• [Required work] Output every record below exactly as it appears.
* * * *
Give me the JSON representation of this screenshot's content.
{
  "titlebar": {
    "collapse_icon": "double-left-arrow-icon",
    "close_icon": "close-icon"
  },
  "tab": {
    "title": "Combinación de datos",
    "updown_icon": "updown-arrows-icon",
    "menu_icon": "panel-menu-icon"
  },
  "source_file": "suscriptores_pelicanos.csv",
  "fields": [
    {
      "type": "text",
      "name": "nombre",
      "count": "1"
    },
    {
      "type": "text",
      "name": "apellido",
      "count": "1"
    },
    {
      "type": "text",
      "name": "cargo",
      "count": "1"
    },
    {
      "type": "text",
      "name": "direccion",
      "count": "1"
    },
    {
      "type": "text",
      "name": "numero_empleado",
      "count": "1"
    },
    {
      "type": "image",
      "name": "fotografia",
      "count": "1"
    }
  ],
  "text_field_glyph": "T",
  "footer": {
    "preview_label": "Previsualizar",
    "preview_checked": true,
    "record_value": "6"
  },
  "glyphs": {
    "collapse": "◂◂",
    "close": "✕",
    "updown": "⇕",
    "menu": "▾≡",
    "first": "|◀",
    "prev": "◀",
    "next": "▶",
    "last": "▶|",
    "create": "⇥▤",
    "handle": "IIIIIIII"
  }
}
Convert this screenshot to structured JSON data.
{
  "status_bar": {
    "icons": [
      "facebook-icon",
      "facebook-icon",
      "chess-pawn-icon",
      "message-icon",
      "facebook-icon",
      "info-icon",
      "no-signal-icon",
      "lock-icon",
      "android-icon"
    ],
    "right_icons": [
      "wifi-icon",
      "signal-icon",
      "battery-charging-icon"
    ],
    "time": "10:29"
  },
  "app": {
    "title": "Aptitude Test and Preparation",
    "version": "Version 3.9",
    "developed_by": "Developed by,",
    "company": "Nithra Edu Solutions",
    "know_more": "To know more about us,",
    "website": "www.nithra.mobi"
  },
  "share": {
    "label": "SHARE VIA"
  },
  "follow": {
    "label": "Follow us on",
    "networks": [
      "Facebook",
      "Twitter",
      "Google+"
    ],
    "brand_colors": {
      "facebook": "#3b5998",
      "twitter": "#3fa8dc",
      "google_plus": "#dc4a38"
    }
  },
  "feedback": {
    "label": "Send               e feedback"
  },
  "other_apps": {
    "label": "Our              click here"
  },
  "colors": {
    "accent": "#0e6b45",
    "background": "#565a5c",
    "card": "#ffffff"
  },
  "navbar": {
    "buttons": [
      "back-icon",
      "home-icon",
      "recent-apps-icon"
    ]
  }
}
* * * *
• [Exercise answer]
Give me the JSON representation of this screenshot's content.
{
  "titlebar": {
    "collapse_icon": "double-left-arrow-icon",
    "close_icon": "close-icon"
  },
  "tab": {
    "title": "Combinación de datos",
    "updown_icon": "updown-arrows-icon",
    "menu_icon": "panel-menu-icon"
  },
  "source_file": "suscriptores_pelicanos.csv",
  "fields": [
    {
      "type": "text",
      "name": "nombre",
      "count": "1"
    },
    {
      "type": "text",
      "name": "apellido",
      "count": "1"
    },
    {
      "type": "text",
      "name": "cargo",
      "count": "1"
    },
    {
      "type": "text",
      "name": "direccion",
      "count": "1"
    },
    {
      "type": "text",
      "name": "numero_empleado",
      "count": "1"
    },
    {
      "type": "image",
      "name": "fotografia",
      "count": "1"
    }
  ],
  "text_field_glyph": "T",
  "footer": {
    "preview_label": "Previsualizar",
    "preview_checked": true,
    "record_value": "6"
  },
  "glyphs": {
    "collapse": "◂◂",
    "close": "✕",
    "updown": "⇕",
    "menu": "▾≡",
    "first": "|◀",
    "prev": "◀",
    "next": "▶",
    "last": "▶|",
    "create": "⇥▤",
    "handle": "IIIIIIII"
  }
}
Convert this screenshot to structured JSON data.
{
  "status_bar": {
    "icons": [
      "facebook-icon",
      "facebook-icon",
      "chess-pawn-icon",
      "message-icon",
      "facebook-icon",
      "info-icon",
      "no-signal-icon",
      "lock-icon",
      "android-icon"
    ],
    "right_icons": [
      "wifi-icon",
      "signal-icon",
      "battery-charging-icon"
    ],
    "time": "10:29"
  },
  "app": {
    "title": "Aptitude Test and Preparation",
    "version": "Version 3.9",
    "developed_by": "Developed by,",
    "company": "Nithra Edu Solutions",
    "know_more": "To know more about us,",
    "website": "www.nithra.mobi"
  },
  "share": {
    "label": "SHARE VIA"
  },
  "follow": {
    "label": "Follow us on",
    "networks": [
      "Facebook",
      "Twitter",
      "Google+"
    ],
    "brand_colors": {
      "facebook": "#3b5998",
      "twitter": "#3fa8dc",
      "google_plus": "#dc4a38"
    }
  },
  "feedback": {
    "label": "Send               e feedback"
  },
  "other_apps": {
    "label": "Our              click here"
  },
  "colors": {
    "accent": "#0e6b45",
    "background": "#565a5c",
    "card": "#ffffff"
  },
  "navbar": {
    "buttons": [
      "back-icon",
      "home-icon",
      "recent-apps-icon"
    ]
  }
}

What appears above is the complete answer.